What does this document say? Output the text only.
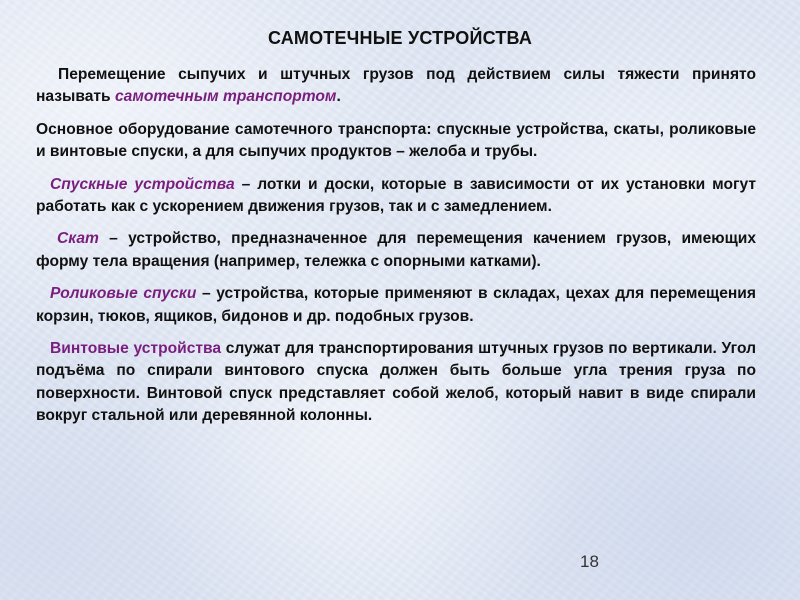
САМОТЕЧНЫЕ УСТРОЙСТВА

Перемещение сыпучих и штучных грузов под действием силы тяжести принято называть самотечным транспортом.

Основное оборудование самотечного транспорта: спускные устройства, скаты, роликовые и винтовые спуски, а для сыпучих продуктов – желоба и трубы.

Спускные устройства – лотки и доски, которые в зависимости от их установки могут работать как с ускорением движения грузов, так и с замедлением.

Скат – устройство, предназначенное для перемещения качением грузов, имеющих форму тела вращения (например, тележка с опорными катками).

Роликовые спуски – устройства, которые применяют в складах, цехах для перемещения корзин, тюков, ящиков, бидонов и др. подобных грузов.

Винтовые устройства служат для транспортирования штучных грузов по вертикали. Угол подъёма по спирали винтового спуска должен быть больше угла трения груза по поверхности. Винтовой спуск представляет собой желоб, который навит в виде спирали вокруг стальной или деревянной колонны.

18
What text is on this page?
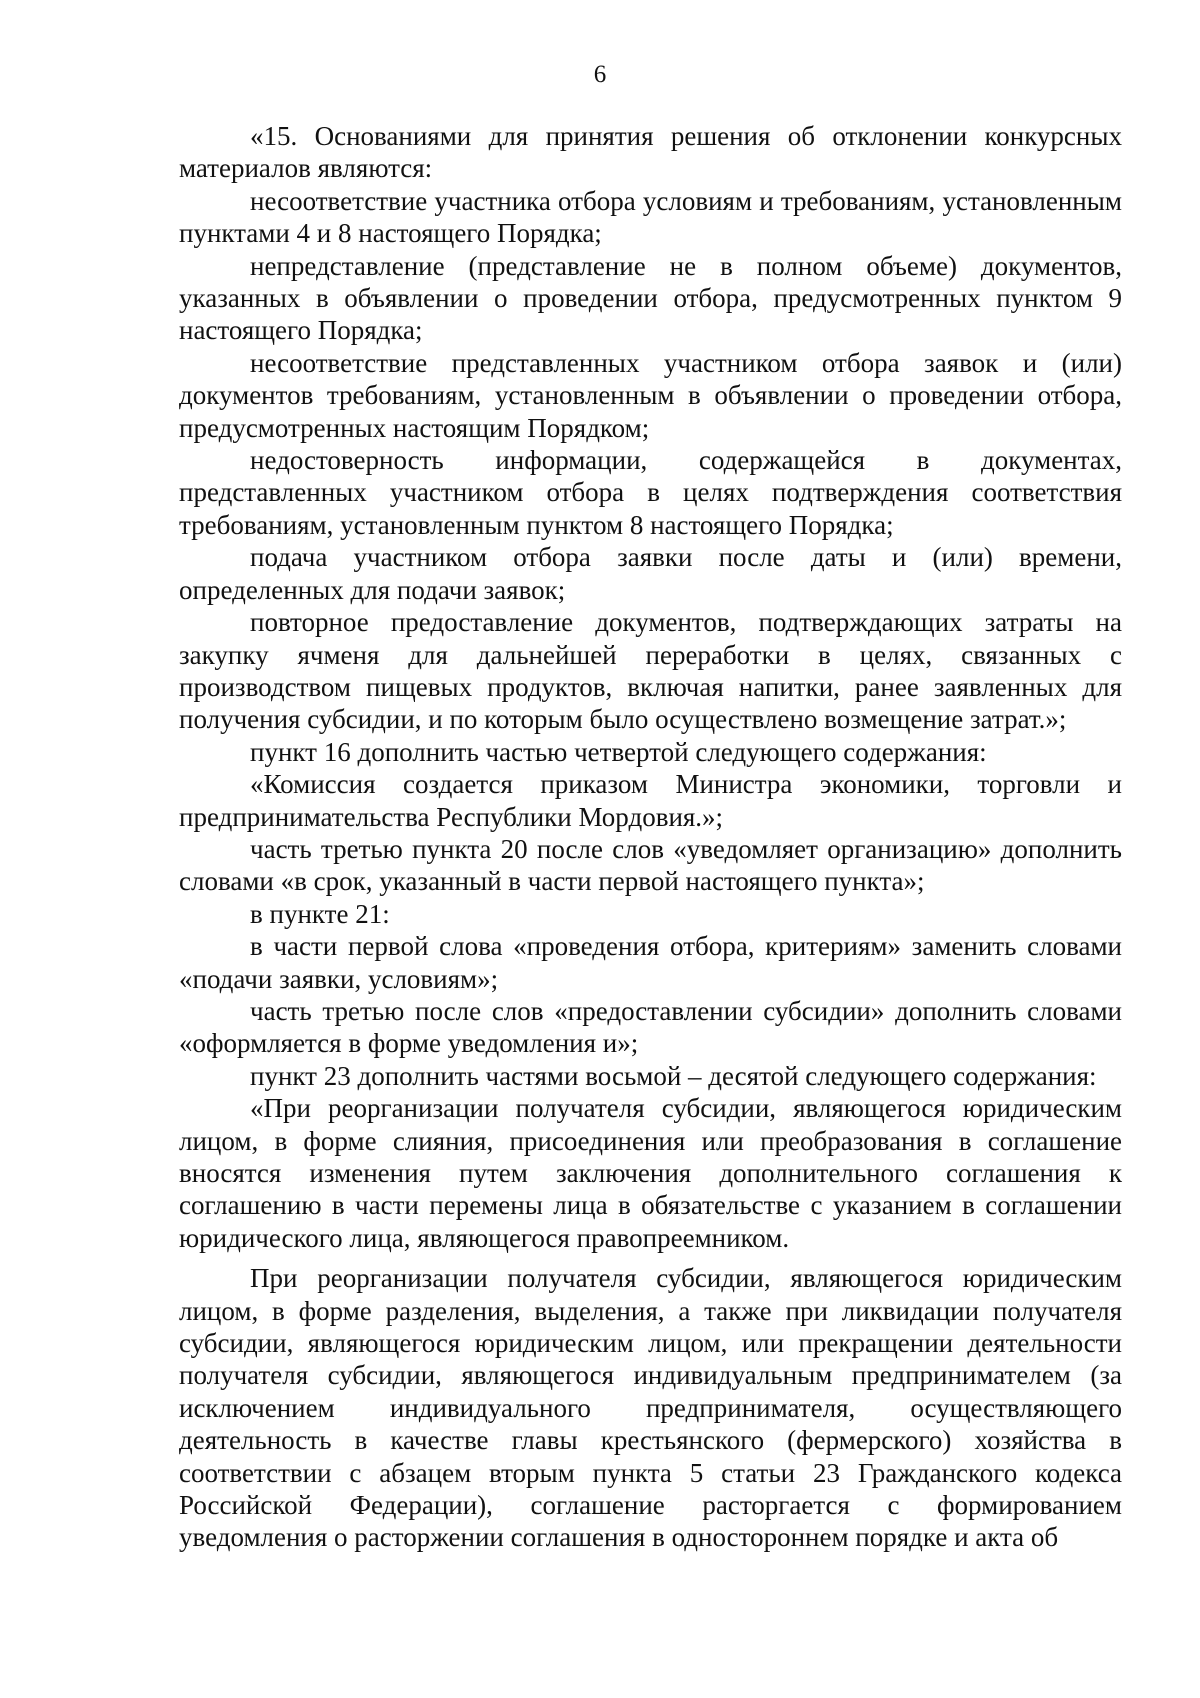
6

«15. Основаниями для принятия решения об отклонении конкурсных материалов являются:

несоответствие участника отбора условиям и требованиям, установленным пунктами 4 и 8 настоящего Порядка;

непредставление (представление не в полном объеме) документов, указанных в объявлении о проведении отбора, предусмотренных пунктом 9 настоящего Порядка;

несоответствие представленных участником отбора заявок и (или) документов требованиям, установленным в объявлении о проведении отбора, предусмотренных настоящим Порядком;

недостоверность информации, содержащейся в документах, представленных участником отбора в целях подтверждения соответствия требованиям, установленным пунктом 8 настоящего Порядка;

подача участником отбора заявки после даты и (или) времени, определенных для подачи заявок;

повторное предоставление документов, подтверждающих затраты на закупку ячменя для дальнейшей переработки в целях, связанных с производством пищевых продуктов, включая напитки, ранее заявленных для получения субсидии, и по которым было осуществлено возмещение затрат.»;

пункт 16 дополнить частью четвертой следующего содержания:

«Комиссия создается приказом Министра экономики, торговли и предпринимательства Республики Мордовия.»;

часть третью пункта 20 после слов «уведомляет организацию» дополнить словами «в срок, указанный в части первой настоящего пункта»;

в пункте 21:

в части первой слова «проведения отбора, критериям» заменить словами «подачи заявки, условиям»;

часть третью после слов «предоставлении субсидии» дополнить словами «оформляется в форме уведомления и»;

пункт 23 дополнить частями восьмой – десятой следующего содержания:

«При реорганизации получателя субсидии, являющегося юридическим лицом, в форме слияния, присоединения или преобразования в соглашение вносятся изменения путем заключения дополнительного соглашения к соглашению в части перемены лица в обязательстве с указанием в соглашении юридического лица, являющегося правопреемником.

При реорганизации получателя субсидии, являющегося юридическим лицом, в форме разделения, выделения, а также при ликвидации получателя субсидии, являющегося юридическим лицом, или прекращении деятельности получателя субсидии, являющегося индивидуальным предпринимателем (за исключением индивидуального предпринимателя, осуществляющего деятельность в качестве главы крестьянского (фермерского) хозяйства в соответствии с абзацем вторым пункта 5 статьи 23 Гражданского кодекса Российской Федерации), соглашение расторгается с формированием уведомления о расторжении соглашения в одностороннем порядке и акта об
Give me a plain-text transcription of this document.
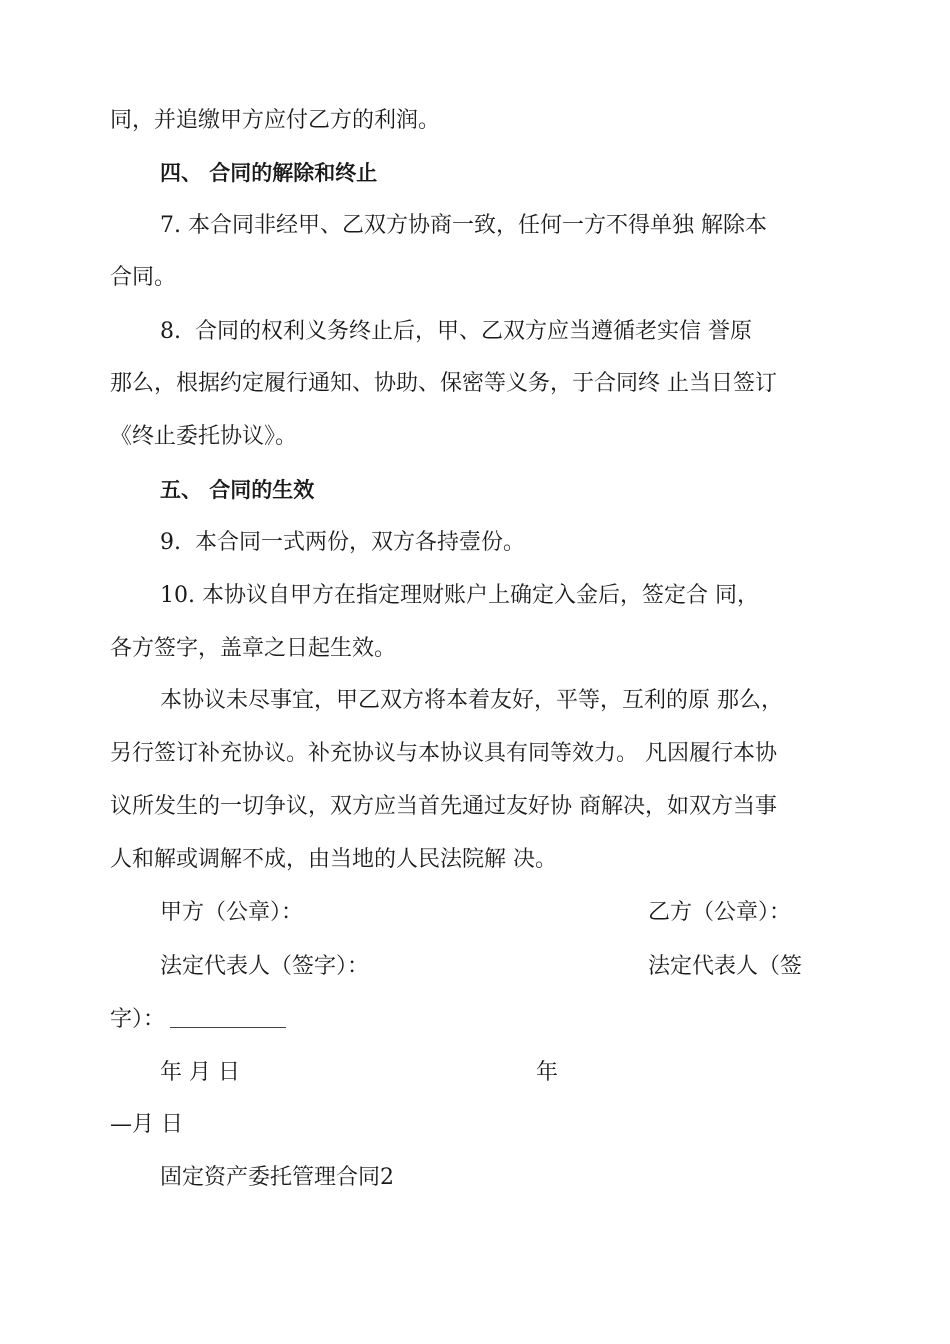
同，并追缴甲方应付乙方的利润。

四、 合同的解除和终止

7. 本合同非经甲、乙双方协商一致，任何一方不得单独 解除本

合同。

8.  合同的权利义务终止后，甲、乙双方应当遵循老实信 誉原

那么，根据约定履行通知、协助、保密等义务，于合同终 止当日签订

《终止委托协议》。

五、 合同的生效

9.  本合同一式两份，双方各持壹份。

10. 本协议自甲方在指定理财账户上确定入金后，签定合 同，

各方签字，盖章之日起生效。

本协议未尽事宜，甲乙双方将本着友好，平等，互利的原 那么，

另行签订补充协议。补充协议与本协议具有同等效力。 凡因履行本协

议所发生的一切争议，双方应当首先通过友好协 商解决，如双方当事

人和解或调解不成，由当地的人民法院解 决。

甲方（公章）：	乙方（公章）：

法定代表人（签字）：	法定代表人（签

字）：

年 月 日	年

—月 日

固定资产委托管理合同2
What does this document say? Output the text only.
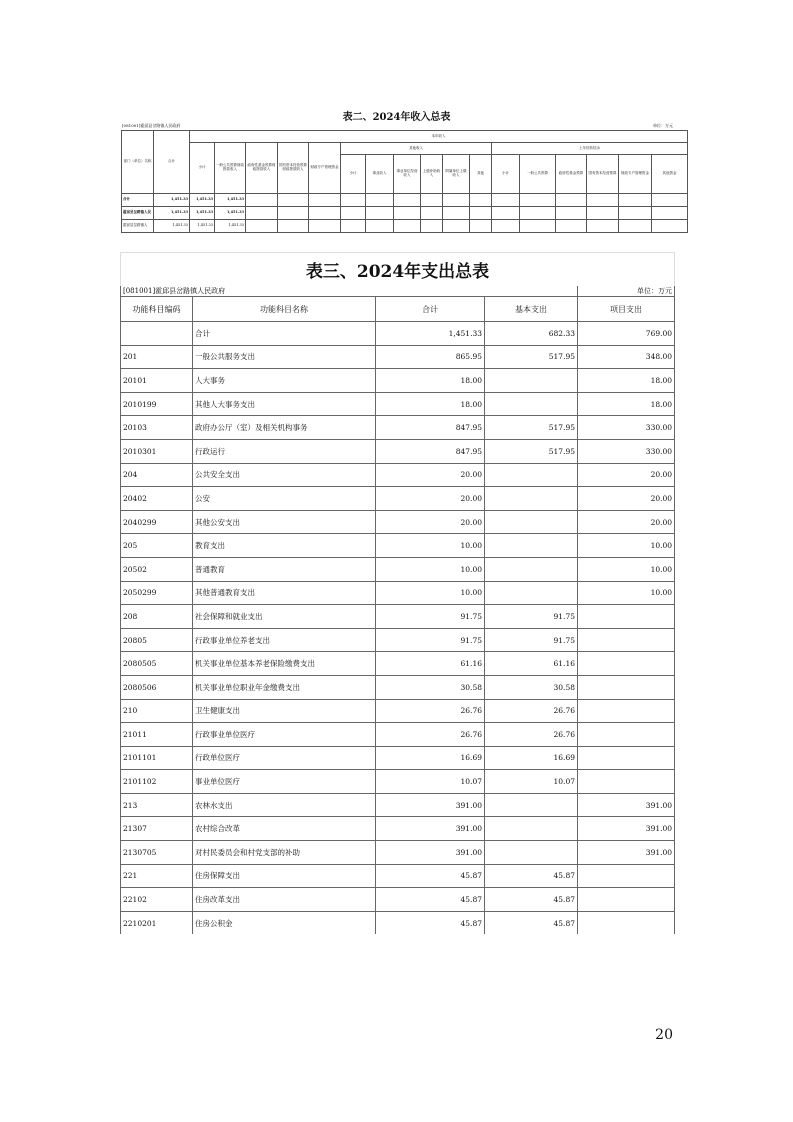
表二、2024年收入总表
[081001]霍邱县岔路镇人民政府	单位：万元
部门（单位）名称	合计	本年收入																
		小计	一般公共预算财政拨款收入	政府性基金预算财政拨款收入	国有资本经营预算财政拨款收入	财政专户管理资金	其他收入						上年结转结余					
							小计	事业收入	事业单位经营收入	上级补助收入	附属单位上缴收入	其他	小计	一般公共预算	政府性基金预算	国有资本经营预算	财政专户管理资金	其他资金

合计	1,451.33	1,451.33	1,451.33															
霍邱县岔路镇人民	1,451.33	1,451.33	1,451.33															
霍邱县岔路镇人	1,451.33	1,451.33	1,451.33															
表三、2024年支出总表				
[081001]霍邱县岔路镇人民政府				单位：万元
功能科目编码	功能科目名称	合计	基本支出	项目支出
	合计	1,451.33	682.33	769.00
201	一般公共服务支出	865.95	517.95	348.00
20101	人大事务	18.00		18.00
2010199	其他人大事务支出	18.00		18.00
20103	政府办公厅（室）及相关机构事务	847.95	517.95	330.00
2010301	行政运行	847.95	517.95	330.00
204	公共安全支出	20.00		20.00
20402	公安	20.00		20.00
2040299	其他公安支出	20.00		20.00
205	教育支出	10.00		10.00
20502	普通教育	10.00		10.00
2050299	其他普通教育支出	10.00		10.00
208	社会保障和就业支出	91.75	91.75	
20805	行政事业单位养老支出	91.75	91.75	
2080505	机关事业单位基本养老保险缴费支出	61.16	61.16	
2080506	机关事业单位职业年金缴费支出	30.58	30.58	
210	卫生健康支出	26.76	26.76	
21011	行政事业单位医疗	26.76	26.76	
2101101	行政单位医疗	16.69	16.69	
2101102	事业单位医疗	10.07	10.07	
213	农林水支出	391.00		391.00
21307	农村综合改革	391.00		391.00
2130705	对村民委员会和村党支部的补助	391.00		391.00
221	住房保障支出	45.87	45.87	
22102	住房改革支出	45.87	45.87	
2210201	住房公积金	45.87	45.87	
20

Your instructions – Images in the data above are to be skipped. Retype all other material exactly.

Right answer –
What does this document say? Output the text only.
САМОТЕЧНЫЕ УСТРОЙСТВА

Перемещение сыпучих и штучных грузов под действием силы тяжести принято называть самотечным транспортом.

Основное оборудование самотечного транспорта: спускные устройства, скаты, роликовые и винтовые спуски, а для сыпучих продуктов – желоба и трубы.

Спускные устройства – лотки и доски, которые в зависимости от их установки могут работать как с ускорением движения грузов, так и с замедлением.

Скат – устройство, предназначенное для перемещения качением грузов, имеющих форму тела вращения (например, тележка с опорными катками).

Роликовые спуски – устройства, которые применяют в складах, цехах для перемещения корзин, тюков, ящиков, бидонов и др. подобных грузов.

Винтовые устройства служат для транспортирования штучных грузов по вертикали. Угол подъёма по спирали винтового спуска должен быть больше угла трения груза по поверхности. Винтовой спуск представляет собой желоб, который навит в виде спирали вокруг стальной или деревянной колонны.

18
What text is on this page?
6

«15. Основаниями для принятия решения об отклонении конкурсных материалов являются:

несоответствие участника отбора условиям и требованиям, установленным пунктами 4 и 8 настоящего Порядка;

непредставление (представление не в полном объеме) документов, указанных в объявлении о проведении отбора, предусмотренных пунктом 9 настоящего Порядка;

несоответствие представленных участником отбора заявок и (или) документов требованиям, установленным в объявлении о проведении отбора, предусмотренных настоящим Порядком;

недостоверность информации, содержащейся в документах, представленных участником отбора в целях подтверждения соответствия требованиям, установленным пунктом 8 настоящего Порядка;

подача участником отбора заявки после даты и (или) времени, определенных для подачи заявок;

повторное предоставление документов, подтверждающих затраты на закупку ячменя для дальнейшей переработки в целях, связанных с производством пищевых продуктов, включая напитки, ранее заявленных для получения субсидии, и по которым было осуществлено возмещение затрат.»;

пункт 16 дополнить частью четвертой следующего содержания:

«Комиссия создается приказом Министра экономики, торговли и предпринимательства Республики Мордовия.»;

часть третью пункта 20 после слов «уведомляет организацию» дополнить словами «в срок, указанный в части первой настоящего пункта»;

в пункте 21:

в части первой слова «проведения отбора, критериям» заменить словами «подачи заявки, условиям»;

часть третью после слов «предоставлении субсидии» дополнить словами «оформляется в форме уведомления и»;

пункт 23 дополнить частями восьмой – десятой следующего содержания:

«При реорганизации получателя субсидии, являющегося юридическим лицом, в форме слияния, присоединения или преобразования в соглашение вносятся изменения путем заключения дополнительного соглашения к соглашению в части перемены лица в обязательстве с указанием в соглашении юридического лица, являющегося правопреемником.

При реорганизации получателя субсидии, являющегося юридическим лицом, в форме разделения, выделения, а также при ликвидации получателя субсидии, являющегося юридическим лицом, или прекращении деятельности получателя субсидии, являющегося индивидуальным предпринимателем (за исключением индивидуального предпринимателя, осуществляющего деятельность в качестве главы крестьянского (фермерского) хозяйства в соответствии с абзацем вторым пункта 5 статьи 23 Гражданского кодекса Российской Федерации), соглашение расторгается с формированием уведомления о расторжении соглашения в одностороннем порядке и акта об
Give me a plain-text transcription of this document.
同，并追缴甲方应付乙方的利润。

四、 合同的解除和终止

7. 本合同非经甲、乙双方协商一致，任何一方不得单独 解除本

合同。

8.  合同的权利义务终止后，甲、乙双方应当遵循老实信 誉原

那么，根据约定履行通知、协助、保密等义务，于合同终 止当日签订

《终止委托协议》。

五、 合同的生效

9.  本合同一式两份，双方各持壹份。

10. 本协议自甲方在指定理财账户上确定入金后，签定合 同，

各方签字，盖章之日起生效。

本协议未尽事宜，甲乙双方将本着友好，平等，互利的原 那么，

另行签订补充协议。补充协议与本协议具有同等效力。 凡因履行本协

议所发生的一切争议，双方应当首先通过友好协 商解决，如双方当事

人和解或调解不成，由当地的人民法院解 决。

甲方（公章）：	乙方（公章）：

法定代表人（签字）：	法定代表人（签

字）：

年 月 日	年

—月 日

固定资产委托管理合同2
What does this document say? Output the text only.
表二、2024年收入总表
[081001]霍邱县岔路镇人民政府	单位：万元
部门（单位）名称	合计	本年收入																
		小计	一般公共预算财政拨款收入	政府性基金预算财政拨款收入	国有资本经营预算财政拨款收入	财政专户管理资金	其他收入						上年结转结余					
							小计	事业收入	事业单位经营收入	上级补助收入	附属单位上缴收入	其他	小计	一般公共预算	政府性基金预算	国有资本经营预算	财政专户管理资金	其他资金

合计	1,451.33	1,451.33	1,451.33															
霍邱县岔路镇人民	1,451.33	1,451.33	1,451.33															
霍邱县岔路镇人	1,451.33	1,451.33	1,451.33															
表三、2024年支出总表				
[081001]霍邱县岔路镇人民政府				单位：万元
功能科目编码	功能科目名称	合计	基本支出	项目支出
	合计	1,451.33	682.33	769.00
201	一般公共服务支出	865.95	517.95	348.00
20101	人大事务	18.00		18.00
2010199	其他人大事务支出	18.00		18.00
20103	政府办公厅（室）及相关机构事务	847.95	517.95	330.00
2010301	行政运行	847.95	517.95	330.00
204	公共安全支出	20.00		20.00
20402	公安	20.00		20.00
2040299	其他公安支出	20.00		20.00
205	教育支出	10.00		10.00
20502	普通教育	10.00		10.00
2050299	其他普通教育支出	10.00		10.00
208	社会保障和就业支出	91.75	91.75	
20805	行政事业单位养老支出	91.75	91.75	
2080505	机关事业单位基本养老保险缴费支出	61.16	61.16	
2080506	机关事业单位职业年金缴费支出	30.58	30.58	
210	卫生健康支出	26.76	26.76	
21011	行政事业单位医疗	26.76	26.76	
2101101	行政单位医疗	16.69	16.69	
2101102	事业单位医疗	10.07	10.07	
213	农林水支出	391.00		391.00
21307	农村综合改革	391.00		391.00
2130705	对村民委员会和村党支部的补助	391.00		391.00
221	住房保障支出	45.87	45.87	
22102	住房改革支出	45.87	45.87	
2210201	住房公积金	45.87	45.87	
20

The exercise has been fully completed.